## WHAT TO DO
In the listing below, how many lines contain the word "text"? Please respond with the number only.

Data entries for graphics
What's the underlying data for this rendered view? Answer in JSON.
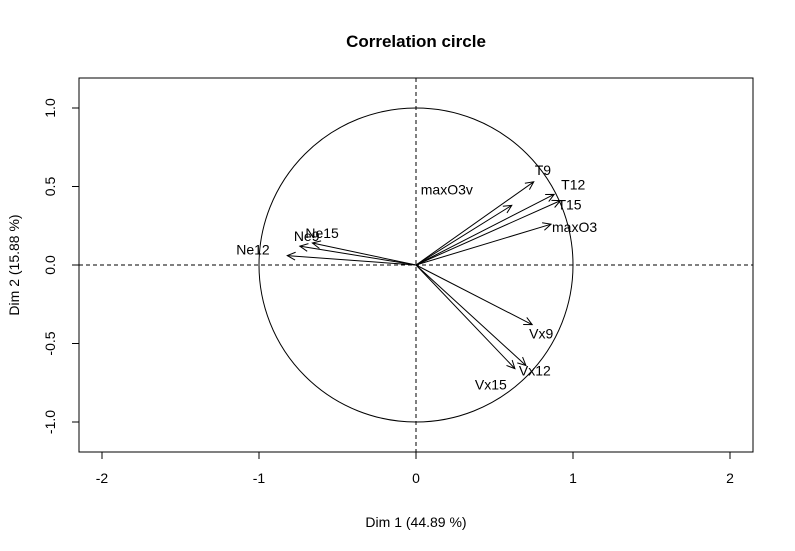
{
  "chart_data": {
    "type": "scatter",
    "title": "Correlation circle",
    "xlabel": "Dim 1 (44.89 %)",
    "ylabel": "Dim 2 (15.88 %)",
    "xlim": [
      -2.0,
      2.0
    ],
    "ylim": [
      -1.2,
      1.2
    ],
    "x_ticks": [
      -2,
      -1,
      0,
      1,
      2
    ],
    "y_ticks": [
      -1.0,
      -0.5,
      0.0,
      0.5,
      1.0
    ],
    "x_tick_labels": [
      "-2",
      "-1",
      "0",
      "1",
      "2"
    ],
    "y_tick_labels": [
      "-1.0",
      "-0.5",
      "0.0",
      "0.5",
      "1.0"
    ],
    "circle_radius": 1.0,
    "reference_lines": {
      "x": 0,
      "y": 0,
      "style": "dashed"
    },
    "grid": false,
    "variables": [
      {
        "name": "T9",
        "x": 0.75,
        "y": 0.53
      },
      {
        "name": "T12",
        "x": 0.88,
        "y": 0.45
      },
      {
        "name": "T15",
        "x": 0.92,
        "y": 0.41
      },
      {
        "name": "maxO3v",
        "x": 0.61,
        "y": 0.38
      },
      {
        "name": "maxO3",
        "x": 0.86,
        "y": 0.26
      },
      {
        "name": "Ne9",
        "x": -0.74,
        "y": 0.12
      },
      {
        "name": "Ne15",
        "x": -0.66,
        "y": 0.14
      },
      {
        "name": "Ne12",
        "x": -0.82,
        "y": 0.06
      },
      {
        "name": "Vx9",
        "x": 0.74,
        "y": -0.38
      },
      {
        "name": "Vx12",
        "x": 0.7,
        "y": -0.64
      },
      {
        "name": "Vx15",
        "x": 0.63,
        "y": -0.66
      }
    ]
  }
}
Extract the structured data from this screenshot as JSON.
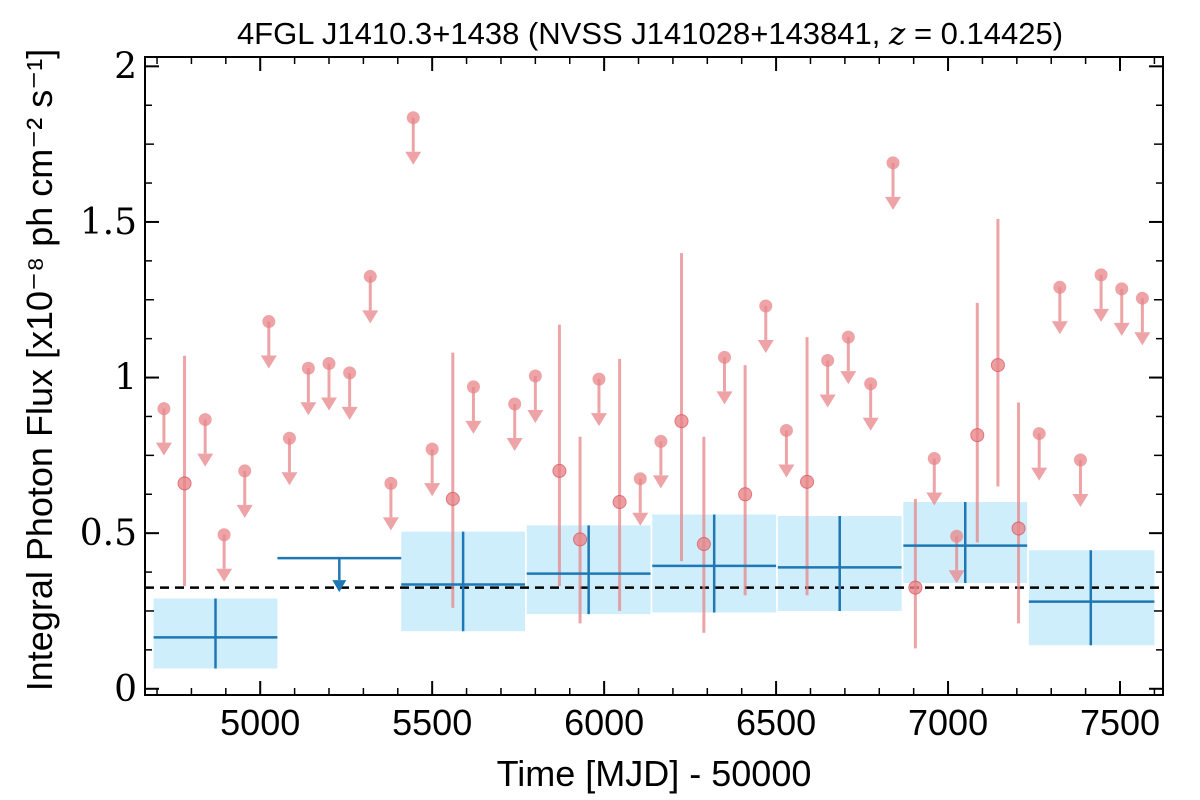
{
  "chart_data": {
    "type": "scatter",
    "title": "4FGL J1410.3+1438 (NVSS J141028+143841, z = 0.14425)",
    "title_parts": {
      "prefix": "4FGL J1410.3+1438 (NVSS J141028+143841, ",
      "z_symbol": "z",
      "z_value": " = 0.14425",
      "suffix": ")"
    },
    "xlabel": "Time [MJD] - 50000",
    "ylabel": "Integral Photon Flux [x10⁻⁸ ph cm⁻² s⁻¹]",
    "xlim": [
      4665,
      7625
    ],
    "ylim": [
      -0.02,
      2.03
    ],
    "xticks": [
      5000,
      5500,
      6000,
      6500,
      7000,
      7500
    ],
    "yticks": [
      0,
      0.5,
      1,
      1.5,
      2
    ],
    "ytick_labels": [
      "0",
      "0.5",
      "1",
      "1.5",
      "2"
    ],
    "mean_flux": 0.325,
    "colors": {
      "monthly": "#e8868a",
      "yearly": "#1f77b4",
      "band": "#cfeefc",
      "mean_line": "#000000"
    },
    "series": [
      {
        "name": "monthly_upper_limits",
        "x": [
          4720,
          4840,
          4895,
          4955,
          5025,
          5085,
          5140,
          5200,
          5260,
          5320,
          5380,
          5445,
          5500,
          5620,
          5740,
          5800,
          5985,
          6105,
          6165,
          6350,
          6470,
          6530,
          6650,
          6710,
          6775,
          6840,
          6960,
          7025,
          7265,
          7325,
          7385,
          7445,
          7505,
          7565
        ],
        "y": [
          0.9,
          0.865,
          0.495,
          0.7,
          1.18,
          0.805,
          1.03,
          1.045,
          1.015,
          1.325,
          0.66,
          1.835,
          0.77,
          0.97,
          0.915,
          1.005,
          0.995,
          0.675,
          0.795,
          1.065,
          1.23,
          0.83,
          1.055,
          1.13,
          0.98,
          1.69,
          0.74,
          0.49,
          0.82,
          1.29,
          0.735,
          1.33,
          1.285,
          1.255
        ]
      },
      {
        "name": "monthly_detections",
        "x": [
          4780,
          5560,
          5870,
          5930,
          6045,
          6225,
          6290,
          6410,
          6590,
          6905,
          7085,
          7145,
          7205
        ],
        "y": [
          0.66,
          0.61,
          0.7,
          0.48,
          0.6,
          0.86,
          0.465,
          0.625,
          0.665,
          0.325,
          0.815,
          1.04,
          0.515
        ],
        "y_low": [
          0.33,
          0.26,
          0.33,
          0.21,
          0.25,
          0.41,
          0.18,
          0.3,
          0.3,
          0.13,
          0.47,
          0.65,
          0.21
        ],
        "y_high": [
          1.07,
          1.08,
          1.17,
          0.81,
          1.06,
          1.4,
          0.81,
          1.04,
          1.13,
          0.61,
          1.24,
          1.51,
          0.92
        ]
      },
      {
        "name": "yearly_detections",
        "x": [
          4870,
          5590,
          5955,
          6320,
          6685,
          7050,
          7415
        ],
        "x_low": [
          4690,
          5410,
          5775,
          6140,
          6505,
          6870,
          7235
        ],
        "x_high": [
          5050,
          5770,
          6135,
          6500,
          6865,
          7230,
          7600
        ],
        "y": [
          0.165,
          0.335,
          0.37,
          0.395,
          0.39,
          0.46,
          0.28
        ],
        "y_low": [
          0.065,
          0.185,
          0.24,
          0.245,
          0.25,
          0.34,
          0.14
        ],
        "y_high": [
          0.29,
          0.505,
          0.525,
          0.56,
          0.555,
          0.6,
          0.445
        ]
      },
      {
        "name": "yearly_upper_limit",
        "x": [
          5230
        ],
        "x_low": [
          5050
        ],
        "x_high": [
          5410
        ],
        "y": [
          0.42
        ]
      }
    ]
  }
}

* * *

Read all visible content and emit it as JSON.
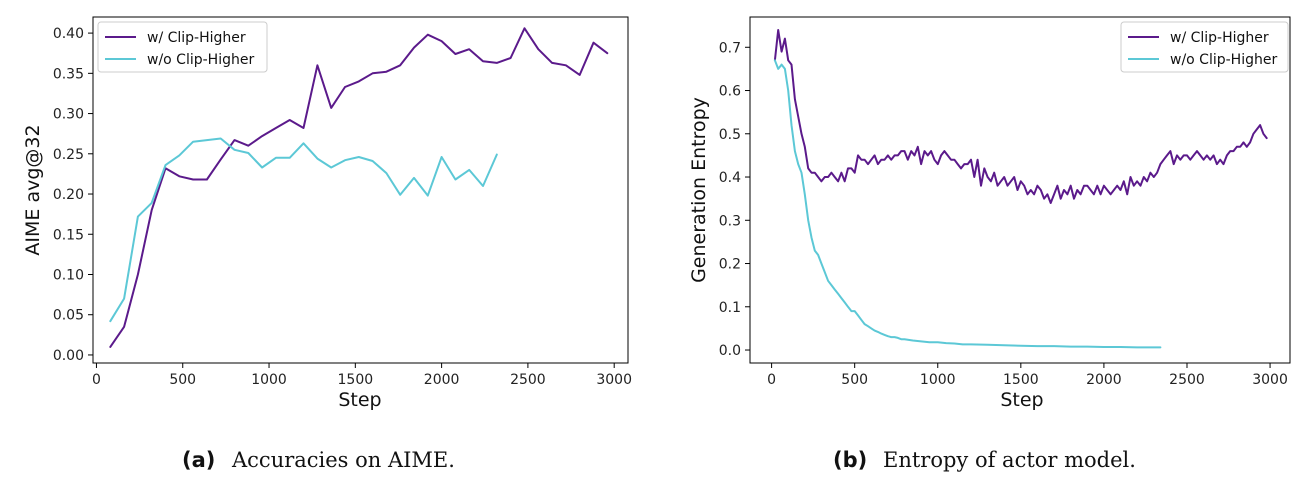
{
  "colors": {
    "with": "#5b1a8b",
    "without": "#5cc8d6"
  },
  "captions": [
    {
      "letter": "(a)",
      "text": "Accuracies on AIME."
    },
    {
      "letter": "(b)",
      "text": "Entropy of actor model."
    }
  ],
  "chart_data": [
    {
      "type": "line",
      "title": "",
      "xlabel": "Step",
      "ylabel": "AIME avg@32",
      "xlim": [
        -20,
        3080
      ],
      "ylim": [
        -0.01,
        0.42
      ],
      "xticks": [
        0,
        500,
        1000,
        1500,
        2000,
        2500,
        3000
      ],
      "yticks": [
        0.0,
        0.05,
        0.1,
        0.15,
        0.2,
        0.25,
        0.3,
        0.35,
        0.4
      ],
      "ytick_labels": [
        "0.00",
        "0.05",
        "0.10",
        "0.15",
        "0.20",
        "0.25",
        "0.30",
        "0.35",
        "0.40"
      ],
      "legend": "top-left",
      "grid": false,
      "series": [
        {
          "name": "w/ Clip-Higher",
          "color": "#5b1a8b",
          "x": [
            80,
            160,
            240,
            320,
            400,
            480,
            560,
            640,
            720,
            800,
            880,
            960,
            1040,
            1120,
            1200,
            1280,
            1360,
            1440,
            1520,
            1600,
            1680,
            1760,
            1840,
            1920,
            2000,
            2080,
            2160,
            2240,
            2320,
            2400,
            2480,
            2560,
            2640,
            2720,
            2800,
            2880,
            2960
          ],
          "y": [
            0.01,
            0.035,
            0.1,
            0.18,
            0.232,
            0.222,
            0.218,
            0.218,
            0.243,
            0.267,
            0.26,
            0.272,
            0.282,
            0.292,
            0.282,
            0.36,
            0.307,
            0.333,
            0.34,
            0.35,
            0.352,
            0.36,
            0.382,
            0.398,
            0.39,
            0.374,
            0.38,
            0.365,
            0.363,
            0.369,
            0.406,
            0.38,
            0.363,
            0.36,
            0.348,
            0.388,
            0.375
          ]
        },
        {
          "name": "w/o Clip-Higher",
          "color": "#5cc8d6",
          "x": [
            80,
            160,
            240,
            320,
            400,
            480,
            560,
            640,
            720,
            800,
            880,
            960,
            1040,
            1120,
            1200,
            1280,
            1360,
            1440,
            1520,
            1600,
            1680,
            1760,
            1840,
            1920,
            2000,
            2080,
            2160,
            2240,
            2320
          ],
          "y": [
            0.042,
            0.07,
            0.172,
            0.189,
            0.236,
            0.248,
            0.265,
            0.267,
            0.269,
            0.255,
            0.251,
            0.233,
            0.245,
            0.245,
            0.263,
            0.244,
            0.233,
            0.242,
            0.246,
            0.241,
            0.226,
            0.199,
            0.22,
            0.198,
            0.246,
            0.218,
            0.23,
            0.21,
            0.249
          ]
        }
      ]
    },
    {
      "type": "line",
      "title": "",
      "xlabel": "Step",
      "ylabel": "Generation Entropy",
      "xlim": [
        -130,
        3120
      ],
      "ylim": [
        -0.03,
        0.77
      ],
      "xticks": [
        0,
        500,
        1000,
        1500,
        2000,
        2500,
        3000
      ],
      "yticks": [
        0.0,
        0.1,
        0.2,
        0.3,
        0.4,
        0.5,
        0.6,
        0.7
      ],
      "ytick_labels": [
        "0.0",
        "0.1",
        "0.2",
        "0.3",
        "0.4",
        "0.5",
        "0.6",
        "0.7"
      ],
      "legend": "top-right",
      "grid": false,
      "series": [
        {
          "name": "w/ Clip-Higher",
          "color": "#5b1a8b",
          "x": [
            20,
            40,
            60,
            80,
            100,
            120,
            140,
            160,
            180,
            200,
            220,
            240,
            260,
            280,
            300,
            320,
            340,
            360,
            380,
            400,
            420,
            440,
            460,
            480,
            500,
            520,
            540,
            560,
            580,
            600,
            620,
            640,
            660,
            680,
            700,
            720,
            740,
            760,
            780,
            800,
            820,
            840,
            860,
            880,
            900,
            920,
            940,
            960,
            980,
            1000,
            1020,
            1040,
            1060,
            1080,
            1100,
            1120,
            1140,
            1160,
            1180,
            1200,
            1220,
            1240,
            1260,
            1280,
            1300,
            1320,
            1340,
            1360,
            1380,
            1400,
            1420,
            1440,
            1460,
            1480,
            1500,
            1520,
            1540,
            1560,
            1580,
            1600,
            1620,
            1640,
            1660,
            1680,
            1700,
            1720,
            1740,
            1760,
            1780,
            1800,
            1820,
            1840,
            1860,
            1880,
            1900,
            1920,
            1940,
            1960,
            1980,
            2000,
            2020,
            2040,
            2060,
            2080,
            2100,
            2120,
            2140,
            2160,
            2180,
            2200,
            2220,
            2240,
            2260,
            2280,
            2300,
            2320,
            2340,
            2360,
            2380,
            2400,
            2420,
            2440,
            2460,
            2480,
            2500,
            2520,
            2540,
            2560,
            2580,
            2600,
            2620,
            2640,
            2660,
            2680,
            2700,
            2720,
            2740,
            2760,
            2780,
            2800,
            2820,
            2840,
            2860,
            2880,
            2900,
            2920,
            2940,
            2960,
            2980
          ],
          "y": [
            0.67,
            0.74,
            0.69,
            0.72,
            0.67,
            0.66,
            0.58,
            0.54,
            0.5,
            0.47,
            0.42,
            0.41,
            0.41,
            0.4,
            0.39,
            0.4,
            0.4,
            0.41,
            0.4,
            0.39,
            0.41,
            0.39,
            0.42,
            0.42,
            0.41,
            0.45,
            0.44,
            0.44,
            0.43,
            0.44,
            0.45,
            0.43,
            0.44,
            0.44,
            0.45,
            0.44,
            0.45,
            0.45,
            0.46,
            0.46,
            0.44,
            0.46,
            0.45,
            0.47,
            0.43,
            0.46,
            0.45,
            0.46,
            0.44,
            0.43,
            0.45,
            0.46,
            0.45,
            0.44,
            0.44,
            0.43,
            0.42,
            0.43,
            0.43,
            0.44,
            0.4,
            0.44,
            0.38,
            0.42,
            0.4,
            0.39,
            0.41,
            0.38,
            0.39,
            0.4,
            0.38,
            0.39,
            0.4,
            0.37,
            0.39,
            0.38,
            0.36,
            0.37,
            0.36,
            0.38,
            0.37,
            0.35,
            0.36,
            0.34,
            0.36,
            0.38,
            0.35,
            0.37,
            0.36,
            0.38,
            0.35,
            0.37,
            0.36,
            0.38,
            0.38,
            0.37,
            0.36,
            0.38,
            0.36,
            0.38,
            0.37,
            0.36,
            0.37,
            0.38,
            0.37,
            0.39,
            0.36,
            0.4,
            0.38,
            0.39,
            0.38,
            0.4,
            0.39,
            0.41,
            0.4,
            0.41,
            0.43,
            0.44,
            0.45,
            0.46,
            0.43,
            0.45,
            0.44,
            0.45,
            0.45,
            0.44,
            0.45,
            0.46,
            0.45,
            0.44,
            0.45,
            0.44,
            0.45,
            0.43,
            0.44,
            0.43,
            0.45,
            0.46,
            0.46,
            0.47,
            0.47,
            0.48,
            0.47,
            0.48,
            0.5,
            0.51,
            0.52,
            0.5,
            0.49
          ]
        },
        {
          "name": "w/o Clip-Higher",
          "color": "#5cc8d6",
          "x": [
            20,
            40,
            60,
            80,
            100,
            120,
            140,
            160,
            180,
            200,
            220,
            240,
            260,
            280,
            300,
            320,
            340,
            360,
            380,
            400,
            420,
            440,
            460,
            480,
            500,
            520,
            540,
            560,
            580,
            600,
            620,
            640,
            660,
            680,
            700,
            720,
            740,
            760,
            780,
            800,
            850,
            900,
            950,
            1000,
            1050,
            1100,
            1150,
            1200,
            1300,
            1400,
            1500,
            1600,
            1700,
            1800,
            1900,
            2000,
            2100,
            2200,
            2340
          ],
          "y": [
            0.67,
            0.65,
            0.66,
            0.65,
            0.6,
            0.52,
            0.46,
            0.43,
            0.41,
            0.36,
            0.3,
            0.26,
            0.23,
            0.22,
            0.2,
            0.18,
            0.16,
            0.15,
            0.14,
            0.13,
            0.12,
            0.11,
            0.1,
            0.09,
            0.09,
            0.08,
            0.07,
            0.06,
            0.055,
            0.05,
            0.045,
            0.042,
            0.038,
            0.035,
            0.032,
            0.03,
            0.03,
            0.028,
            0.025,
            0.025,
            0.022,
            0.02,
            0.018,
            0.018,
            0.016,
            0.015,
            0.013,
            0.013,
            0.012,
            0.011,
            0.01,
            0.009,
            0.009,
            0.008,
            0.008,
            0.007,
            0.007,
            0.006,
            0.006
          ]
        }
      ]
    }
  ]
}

## THE ANSWER
2